AIM: Write out the listing below again, precisely as it is given.

DATASET RECORDS:
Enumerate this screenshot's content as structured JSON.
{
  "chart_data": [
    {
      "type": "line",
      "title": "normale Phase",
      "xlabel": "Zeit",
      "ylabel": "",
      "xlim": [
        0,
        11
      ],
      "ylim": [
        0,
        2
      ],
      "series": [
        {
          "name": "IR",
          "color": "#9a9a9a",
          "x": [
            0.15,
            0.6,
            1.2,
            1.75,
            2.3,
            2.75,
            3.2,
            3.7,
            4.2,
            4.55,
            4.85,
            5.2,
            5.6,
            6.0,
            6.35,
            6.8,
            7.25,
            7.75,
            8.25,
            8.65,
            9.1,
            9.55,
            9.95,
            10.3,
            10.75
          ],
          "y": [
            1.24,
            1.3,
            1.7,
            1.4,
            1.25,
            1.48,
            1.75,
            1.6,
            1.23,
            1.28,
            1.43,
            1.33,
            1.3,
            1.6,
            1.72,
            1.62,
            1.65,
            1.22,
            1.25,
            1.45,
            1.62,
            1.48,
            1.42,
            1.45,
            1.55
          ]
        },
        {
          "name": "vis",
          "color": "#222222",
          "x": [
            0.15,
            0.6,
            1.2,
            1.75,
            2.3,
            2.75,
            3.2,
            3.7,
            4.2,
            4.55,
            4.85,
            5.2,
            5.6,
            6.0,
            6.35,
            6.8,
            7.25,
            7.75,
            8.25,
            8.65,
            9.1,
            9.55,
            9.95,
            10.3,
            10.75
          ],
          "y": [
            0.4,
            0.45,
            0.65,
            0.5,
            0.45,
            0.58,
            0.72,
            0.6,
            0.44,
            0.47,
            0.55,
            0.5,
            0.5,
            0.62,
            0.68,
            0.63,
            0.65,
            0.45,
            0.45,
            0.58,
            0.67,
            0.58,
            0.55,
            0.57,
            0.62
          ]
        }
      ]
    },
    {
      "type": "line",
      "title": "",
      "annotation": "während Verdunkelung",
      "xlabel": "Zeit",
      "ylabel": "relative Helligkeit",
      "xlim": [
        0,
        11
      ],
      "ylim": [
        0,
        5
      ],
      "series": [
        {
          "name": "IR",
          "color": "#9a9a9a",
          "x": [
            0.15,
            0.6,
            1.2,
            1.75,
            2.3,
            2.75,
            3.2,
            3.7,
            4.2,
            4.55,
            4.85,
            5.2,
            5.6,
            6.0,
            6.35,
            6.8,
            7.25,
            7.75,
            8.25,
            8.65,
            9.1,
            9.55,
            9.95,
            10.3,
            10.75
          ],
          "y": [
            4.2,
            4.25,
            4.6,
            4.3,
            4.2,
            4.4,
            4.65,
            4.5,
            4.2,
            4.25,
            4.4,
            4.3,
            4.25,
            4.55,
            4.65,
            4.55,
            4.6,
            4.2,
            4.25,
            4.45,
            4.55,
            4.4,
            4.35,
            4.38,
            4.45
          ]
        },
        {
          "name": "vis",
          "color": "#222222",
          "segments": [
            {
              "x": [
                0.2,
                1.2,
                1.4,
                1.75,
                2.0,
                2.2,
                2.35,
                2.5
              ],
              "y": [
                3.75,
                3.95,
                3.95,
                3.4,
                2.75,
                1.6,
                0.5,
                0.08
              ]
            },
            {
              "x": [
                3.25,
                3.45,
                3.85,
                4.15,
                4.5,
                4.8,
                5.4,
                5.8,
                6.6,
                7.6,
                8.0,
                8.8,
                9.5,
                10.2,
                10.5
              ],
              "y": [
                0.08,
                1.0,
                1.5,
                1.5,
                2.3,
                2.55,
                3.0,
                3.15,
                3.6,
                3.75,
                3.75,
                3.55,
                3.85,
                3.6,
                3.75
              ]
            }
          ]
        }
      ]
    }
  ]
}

FULL SOLUTION:
Enumerate this screenshot's content as structured JSON.
{
  "chart_data": [
    {
      "type": "line",
      "title": "normale Phase",
      "xlabel": "Zeit",
      "ylabel": "",
      "xlim": [
        0,
        11
      ],
      "ylim": [
        0,
        2
      ],
      "series": [
        {
          "name": "IR",
          "color": "#9a9a9a",
          "x": [
            0.15,
            0.6,
            1.2,
            1.75,
            2.3,
            2.75,
            3.2,
            3.7,
            4.2,
            4.55,
            4.85,
            5.2,
            5.6,
            6.0,
            6.35,
            6.8,
            7.25,
            7.75,
            8.25,
            8.65,
            9.1,
            9.55,
            9.95,
            10.3,
            10.75
          ],
          "y": [
            1.24,
            1.3,
            1.7,
            1.4,
            1.25,
            1.48,
            1.75,
            1.6,
            1.23,
            1.28,
            1.43,
            1.33,
            1.3,
            1.6,
            1.72,
            1.62,
            1.65,
            1.22,
            1.25,
            1.45,
            1.62,
            1.48,
            1.42,
            1.45,
            1.55
          ]
        },
        {
          "name": "vis",
          "color": "#222222",
          "x": [
            0.15,
            0.6,
            1.2,
            1.75,
            2.3,
            2.75,
            3.2,
            3.7,
            4.2,
            4.55,
            4.85,
            5.2,
            5.6,
            6.0,
            6.35,
            6.8,
            7.25,
            7.75,
            8.25,
            8.65,
            9.1,
            9.55,
            9.95,
            10.3,
            10.75
          ],
          "y": [
            0.4,
            0.45,
            0.65,
            0.5,
            0.45,
            0.58,
            0.72,
            0.6,
            0.44,
            0.47,
            0.55,
            0.5,
            0.5,
            0.62,
            0.68,
            0.63,
            0.65,
            0.45,
            0.45,
            0.58,
            0.67,
            0.58,
            0.55,
            0.57,
            0.62
          ]
        }
      ]
    },
    {
      "type": "line",
      "title": "",
      "annotation": "während Verdunkelung",
      "xlabel": "Zeit",
      "ylabel": "relative Helligkeit",
      "xlim": [
        0,
        11
      ],
      "ylim": [
        0,
        5
      ],
      "series": [
        {
          "name": "IR",
          "color": "#9a9a9a",
          "x": [
            0.15,
            0.6,
            1.2,
            1.75,
            2.3,
            2.75,
            3.2,
            3.7,
            4.2,
            4.55,
            4.85,
            5.2,
            5.6,
            6.0,
            6.35,
            6.8,
            7.25,
            7.75,
            8.25,
            8.65,
            9.1,
            9.55,
            9.95,
            10.3,
            10.75
          ],
          "y": [
            4.2,
            4.25,
            4.6,
            4.3,
            4.2,
            4.4,
            4.65,
            4.5,
            4.2,
            4.25,
            4.4,
            4.3,
            4.25,
            4.55,
            4.65,
            4.55,
            4.6,
            4.2,
            4.25,
            4.45,
            4.55,
            4.4,
            4.35,
            4.38,
            4.45
          ]
        },
        {
          "name": "vis",
          "color": "#222222",
          "segments": [
            {
              "x": [
                0.2,
                1.2,
                1.4,
                1.75,
                2.0,
                2.2,
                2.35,
                2.5
              ],
              "y": [
                3.75,
                3.95,
                3.95,
                3.4,
                2.75,
                1.6,
                0.5,
                0.08
              ]
            },
            {
              "x": [
                3.25,
                3.45,
                3.85,
                4.15,
                4.5,
                4.8,
                5.4,
                5.8,
                6.6,
                7.6,
                8.0,
                8.8,
                9.5,
                10.2,
                10.5
              ],
              "y": [
                0.08,
                1.0,
                1.5,
                1.5,
                2.3,
                2.55,
                3.0,
                3.15,
                3.6,
                3.75,
                3.75,
                3.55,
                3.85,
                3.6,
                3.75
              ]
            }
          ]
        }
      ]
    }
  ]
}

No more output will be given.